[A run of listing entries]
---

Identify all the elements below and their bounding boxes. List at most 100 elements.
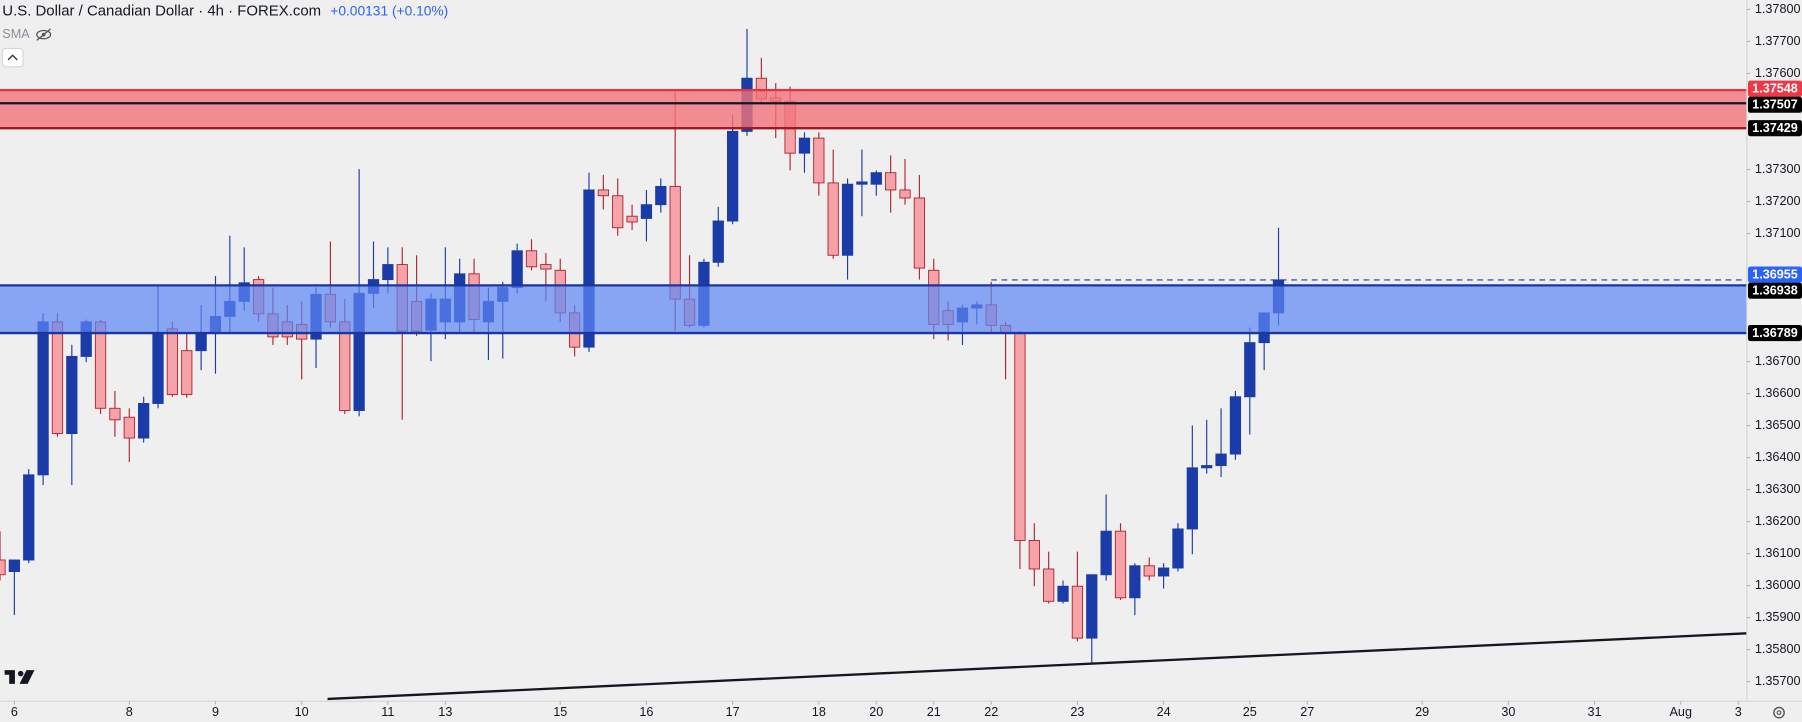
price-tag bbox=[1747, 282, 1802, 299]
x-tick-label: 31 bbox=[1588, 705, 1602, 719]
price-change: +0.00131 (+0.10%) bbox=[330, 3, 448, 18]
y-tick-label: 1.36500 bbox=[1755, 418, 1801, 432]
candle-body-down bbox=[1114, 530, 1127, 599]
zone bbox=[0, 285, 1747, 334]
y-tick-label: 1.35800 bbox=[1755, 642, 1801, 656]
x-tick-label: 23 bbox=[1070, 705, 1084, 719]
x-tick-label: 16 bbox=[639, 705, 653, 719]
y-tick-label: 1.36300 bbox=[1755, 482, 1801, 496]
candle-body-up bbox=[583, 189, 595, 348]
candle-body-down bbox=[0, 559, 6, 576]
y-tick-label: 1.37100 bbox=[1755, 226, 1801, 240]
candle-body-up bbox=[1172, 528, 1184, 569]
x-tick-label: 22 bbox=[984, 705, 998, 719]
x-tick-label: 15 bbox=[553, 705, 567, 719]
visibility-icon[interactable] bbox=[36, 28, 52, 41]
candle-body-up bbox=[511, 250, 523, 289]
candle-body-down bbox=[597, 189, 609, 197]
settings-icon[interactable] bbox=[1773, 706, 1785, 719]
candle-body-up bbox=[1229, 396, 1242, 455]
candle-body-down bbox=[94, 321, 107, 409]
zone bbox=[0, 90, 1747, 129]
candle-body-up bbox=[1057, 585, 1069, 602]
y-tick-label: 1.36400 bbox=[1755, 450, 1801, 464]
x-tick-label: 11 bbox=[381, 705, 394, 719]
candle-body-up bbox=[655, 185, 667, 206]
y-tick-label: 1.37200 bbox=[1755, 194, 1801, 208]
y-tick-label: 1.36100 bbox=[1755, 546, 1801, 560]
candle-body-up bbox=[1201, 465, 1213, 469]
candle-body-up bbox=[798, 137, 811, 154]
y-tick-label: 1.36200 bbox=[1755, 514, 1801, 528]
candle-body-down bbox=[1014, 332, 1026, 541]
collapse-button[interactable] bbox=[1, 47, 24, 68]
candle-body-down bbox=[669, 185, 681, 300]
candle-body-up bbox=[870, 172, 882, 185]
indicator-label[interactable]: SMA bbox=[2, 27, 30, 41]
candle-body-down bbox=[339, 321, 351, 411]
candle-body-down bbox=[813, 137, 825, 184]
candle-body-up bbox=[1244, 342, 1256, 398]
x-tick-label: 25 bbox=[1243, 705, 1257, 719]
price-tag bbox=[1747, 325, 1802, 342]
trendline bbox=[327, 632, 1747, 701]
candle-body-down bbox=[1071, 585, 1084, 639]
y-tick-label: 1.35900 bbox=[1755, 610, 1801, 624]
price-tag-label: 1.36955 bbox=[1752, 268, 1798, 282]
candle-body-down bbox=[540, 264, 552, 270]
candle-body-up bbox=[23, 474, 35, 561]
x-tick-label: 6 bbox=[11, 705, 18, 719]
price-tag bbox=[1747, 80, 1802, 97]
price-tag-label: 1.37507 bbox=[1752, 98, 1798, 112]
x-tick-label: 29 bbox=[1415, 705, 1429, 719]
candle-body-up bbox=[1129, 565, 1141, 599]
x-tick-label: 30 bbox=[1501, 705, 1515, 719]
candle-body-down bbox=[123, 416, 135, 439]
y-tick-label: 1.37700 bbox=[1755, 34, 1801, 48]
candle-body-up bbox=[1186, 467, 1198, 530]
candle-body-up bbox=[712, 220, 724, 263]
candle-body-up bbox=[1086, 574, 1098, 639]
candle-body-up bbox=[727, 130, 739, 222]
candle-body-up bbox=[841, 183, 854, 256]
price-tag bbox=[1747, 96, 1802, 113]
overlay bbox=[0, 88, 1747, 701]
x-tick-label: 9 bbox=[212, 705, 219, 719]
x-tick-label: 21 bbox=[927, 705, 941, 719]
candle-body-down bbox=[1143, 565, 1155, 577]
price-tag-label: 1.37548 bbox=[1752, 82, 1798, 96]
candle-body-up bbox=[1157, 567, 1170, 577]
candle-body-down bbox=[181, 350, 193, 395]
y-tick-label: 1.36000 bbox=[1755, 578, 1801, 592]
x-tick-label: 27 bbox=[1300, 705, 1314, 719]
header: U.S. Dollar / Canadian Dollar · 4h · FOR… bbox=[1, 3, 448, 68]
candle-body-down bbox=[109, 407, 121, 421]
x-tick-label: 20 bbox=[869, 705, 883, 719]
y-tick-label: 1.36700 bbox=[1755, 354, 1801, 368]
x-tick-label: 17 bbox=[726, 705, 740, 719]
x-tick-label: 13 bbox=[438, 705, 452, 719]
x-tick-label: 10 bbox=[295, 705, 309, 719]
tradingview-logo[interactable] bbox=[4, 670, 35, 684]
candle-body-down bbox=[885, 172, 897, 191]
candle-body-up bbox=[195, 332, 207, 352]
price-tag bbox=[1747, 120, 1802, 137]
x-tick-label: 8 bbox=[126, 705, 133, 719]
x-tick-label: Aug bbox=[1670, 705, 1692, 719]
candle-body-down bbox=[626, 215, 638, 223]
price-tag-label: 1.37429 bbox=[1752, 121, 1798, 135]
y-tick-label: 1.35700 bbox=[1755, 674, 1801, 688]
candle-body-down bbox=[1043, 568, 1055, 602]
candle-body-up bbox=[138, 403, 150, 439]
symbol-title: U.S. Dollar / Canadian Dollar · 4h · FOR… bbox=[2, 3, 321, 20]
y-tick-label: 1.36600 bbox=[1755, 386, 1801, 400]
price-tag-label: 1.36789 bbox=[1752, 326, 1798, 340]
candle-body-up bbox=[1100, 530, 1112, 576]
candle-body-down bbox=[525, 250, 538, 268]
price-tag-label: 1.36938 bbox=[1752, 284, 1798, 298]
candle-body-up bbox=[37, 321, 49, 476]
candle-body-up bbox=[856, 181, 868, 185]
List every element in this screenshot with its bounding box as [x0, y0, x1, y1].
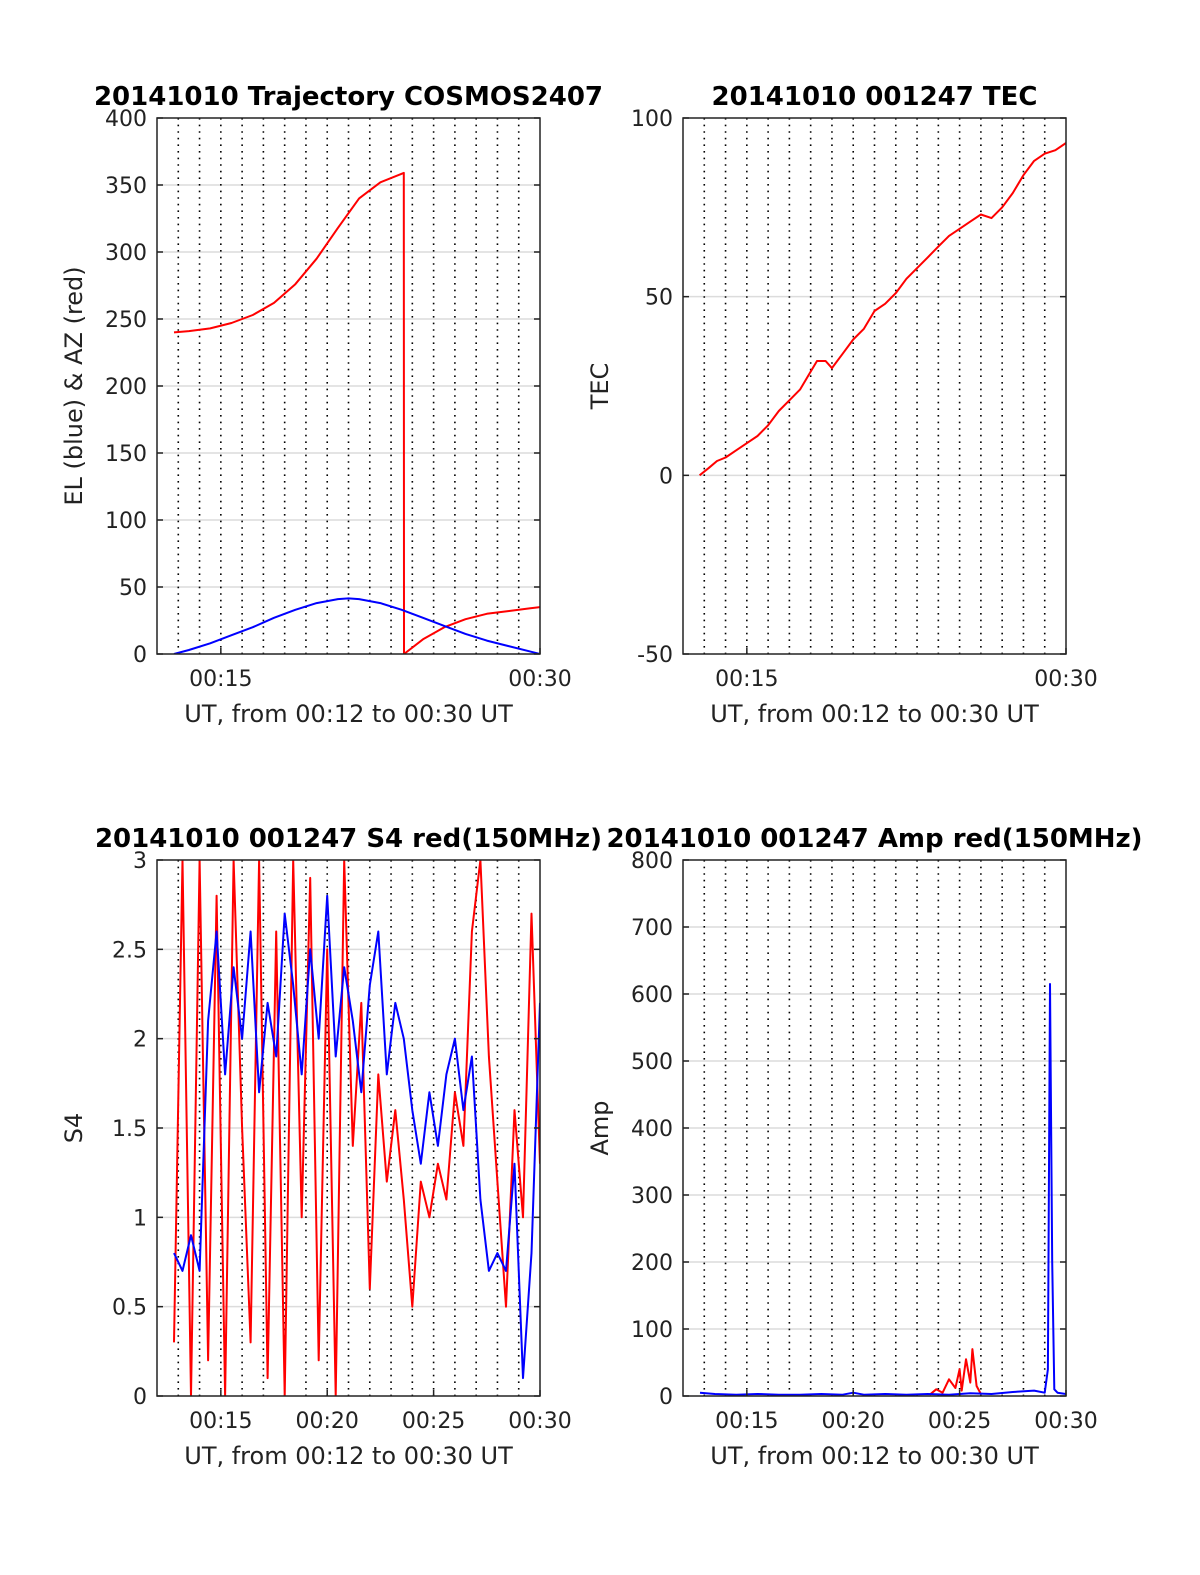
amp-ytick-label: 400 — [631, 1117, 673, 1142]
trajectory-xtick-label: 00:30 — [508, 667, 571, 692]
trajectory-series-1-line — [173, 597, 540, 654]
s4-ytick-label: 3 — [133, 849, 147, 874]
amp-xtick-label: 00:15 — [715, 1409, 778, 1434]
s4-ytick-label: 1.5 — [112, 1117, 147, 1142]
s4-title: 20141010 001247 S4 red(150MHz) — [95, 824, 602, 854]
trajectory-ytick-label: 400 — [105, 107, 147, 132]
tec-plot: -50 0 50 100 00:15 00:30 20141010 001247 TEC UT… — [586, 82, 1098, 728]
tec-x-axis-label: UT, from 00:12 to 00:30 UT — [710, 700, 1039, 728]
s4-ytick-label: 1 — [133, 1206, 147, 1231]
trajectory-ytick-label: 0 — [133, 643, 147, 668]
trajectory-plot: 0 50 100 150 200 250 300 350 400 00:15 00:30 201410… — [60, 82, 603, 728]
tec-y-axis-label: TEC — [586, 363, 614, 411]
trajectory-x-axis-label: UT, from 00:12 to 00:30 UT — [184, 700, 513, 728]
trajectory-ytick-label: 350 — [105, 174, 147, 199]
amp-ytick-label: 100 — [631, 1318, 673, 1343]
tec-ytick-label: -50 — [637, 643, 673, 668]
s4-xtick-label: 00:30 — [508, 1409, 571, 1434]
tec-ytick-label: 0 — [659, 464, 673, 489]
s4-plot: 0 0.5 1 1.5 2 2.5 3 00:15 00:20 00:25 00:30 2014101… — [60, 824, 602, 1470]
amp-y-axis-label: Amp — [586, 1100, 614, 1155]
s4-xtick-label: 00:25 — [402, 1409, 465, 1434]
s4-xtick-label: 00:20 — [296, 1409, 359, 1434]
trajectory-xtick-label: 00:15 — [189, 667, 252, 692]
trajectory-series-0-line — [173, 171, 540, 654]
amp-plot: 0 100 200 300 400 500 600 700 800 00:15 00:20 00:25… — [586, 824, 1143, 1470]
s4-ytick-label: 0.5 — [112, 1296, 147, 1321]
s4-xtick-label: 00:15 — [189, 1409, 252, 1434]
trajectory-ytick-label: 250 — [105, 308, 147, 333]
amp-series-0-line — [929, 1348, 982, 1396]
s4-ytick-label: 2.5 — [112, 938, 147, 963]
trajectory-ytick-label: 50 — [119, 576, 147, 601]
trajectory-y-axis-label: EL (blue) & AZ (red) — [60, 266, 88, 505]
amp-ytick-label: 700 — [631, 916, 673, 941]
s4-series-0-line — [173, 860, 540, 1396]
tec-xtick-label: 00:30 — [1034, 667, 1097, 692]
s4-ytick-label: 2 — [133, 1028, 147, 1053]
trajectory-ytick-label: 200 — [105, 375, 147, 400]
amp-ytick-label: 600 — [631, 983, 673, 1008]
amp-series-1-line — [699, 983, 1066, 1396]
trajectory-ytick-label: 100 — [105, 509, 147, 534]
amp-x-axis-label: UT, from 00:12 to 00:30 UT — [710, 1442, 1039, 1470]
tec-ytick-label: 50 — [645, 286, 673, 311]
tec-xtick-label: 00:15 — [715, 667, 778, 692]
tec-axes-frame — [682, 117, 1067, 655]
tec-ytick-label: 100 — [631, 107, 673, 132]
amp-xtick-label: 00:25 — [928, 1409, 991, 1434]
amp-ytick-label: 500 — [631, 1050, 673, 1075]
amp-title: 20141010 001247 Amp red(150MHz) — [606, 824, 1142, 854]
tec-title: 20141010 001247 TEC — [712, 82, 1038, 112]
amp-xtick-label: 00:30 — [1034, 1409, 1097, 1434]
amp-ytick-label: 300 — [631, 1184, 673, 1209]
s4-series-1-line — [173, 894, 540, 1380]
s4-y-axis-label: S4 — [60, 1113, 88, 1144]
amp-xtick-label: 00:20 — [822, 1409, 885, 1434]
trajectory-title: 20141010 Trajectory COSMOS2407 — [94, 82, 603, 112]
amp-ytick-label: 0 — [659, 1385, 673, 1410]
trajectory-ytick-label: 300 — [105, 241, 147, 266]
tec-series-0-line — [698, 142, 1066, 477]
s4-ytick-label: 0 — [133, 1385, 147, 1410]
amp-ytick-label: 800 — [631, 849, 673, 874]
s4-x-axis-label: UT, from 00:12 to 00:30 UT — [184, 1442, 513, 1470]
trajectory-ytick-label: 150 — [105, 442, 147, 467]
amp-ytick-label: 200 — [631, 1251, 673, 1276]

---

GOAL: Copy out, unchanged, the stretch of the listing from the line containing "amp-ytick-label: 400 — [631, 1117, 673, 1142]" through the line containing "s4-series-0-line — [173, 860, 540, 1396]".

THE ANSWER:
amp-ytick-label: 400 — [631, 1117, 673, 1142]
trajectory-xtick-label: 00:30 — [508, 667, 571, 692]
trajectory-series-1-line — [173, 597, 540, 654]
s4-ytick-label: 3 — [133, 849, 147, 874]
amp-xtick-label: 00:15 — [715, 1409, 778, 1434]
s4-ytick-label: 1.5 — [112, 1117, 147, 1142]
s4-title: 20141010 001247 S4 red(150MHz) — [95, 824, 602, 854]
trajectory-ytick-label: 400 — [105, 107, 147, 132]
tec-plot: -50 0 50 100 00:15 00:30 20141010 001247 TEC UT… — [586, 82, 1098, 728]
tec-x-axis-label: UT, from 00:12 to 00:30 UT — [710, 700, 1039, 728]
s4-ytick-label: 1 — [133, 1206, 147, 1231]
trajectory-ytick-label: 0 — [133, 643, 147, 668]
trajectory-plot: 0 50 100 150 200 250 300 350 400 00:15 00:30 201410… — [60, 82, 603, 728]
tec-y-axis-label: TEC — [586, 363, 614, 411]
trajectory-x-axis-label: UT, from 00:12 to 00:30 UT — [184, 700, 513, 728]
trajectory-ytick-label: 350 — [105, 174, 147, 199]
amp-ytick-label: 100 — [631, 1318, 673, 1343]
tec-ytick-label: -50 — [637, 643, 673, 668]
s4-xtick-label: 00:30 — [508, 1409, 571, 1434]
tec-ytick-label: 0 — [659, 464, 673, 489]
s4-plot: 0 0.5 1 1.5 2 2.5 3 00:15 00:20 00:25 00:30 2014101… — [60, 824, 602, 1470]
amp-y-axis-label: Amp — [586, 1100, 614, 1155]
s4-xtick-label: 00:25 — [402, 1409, 465, 1434]
s4-xtick-label: 00:20 — [296, 1409, 359, 1434]
trajectory-xtick-label: 00:15 — [189, 667, 252, 692]
trajectory-series-0-line — [173, 171, 540, 654]
amp-plot: 0 100 200 300 400 500 600 700 800 00:15 00:20 00:25… — [586, 824, 1143, 1470]
s4-ytick-label: 0.5 — [112, 1296, 147, 1321]
s4-xtick-label: 00:15 — [189, 1409, 252, 1434]
trajectory-ytick-label: 250 — [105, 308, 147, 333]
amp-series-0-line — [929, 1348, 982, 1396]
s4-ytick-label: 2.5 — [112, 938, 147, 963]
trajectory-ytick-label: 50 — [119, 576, 147, 601]
trajectory-y-axis-label: EL (blue) & AZ (red) — [60, 266, 88, 505]
amp-ytick-label: 700 — [631, 916, 673, 941]
s4-series-0-line — [173, 860, 540, 1396]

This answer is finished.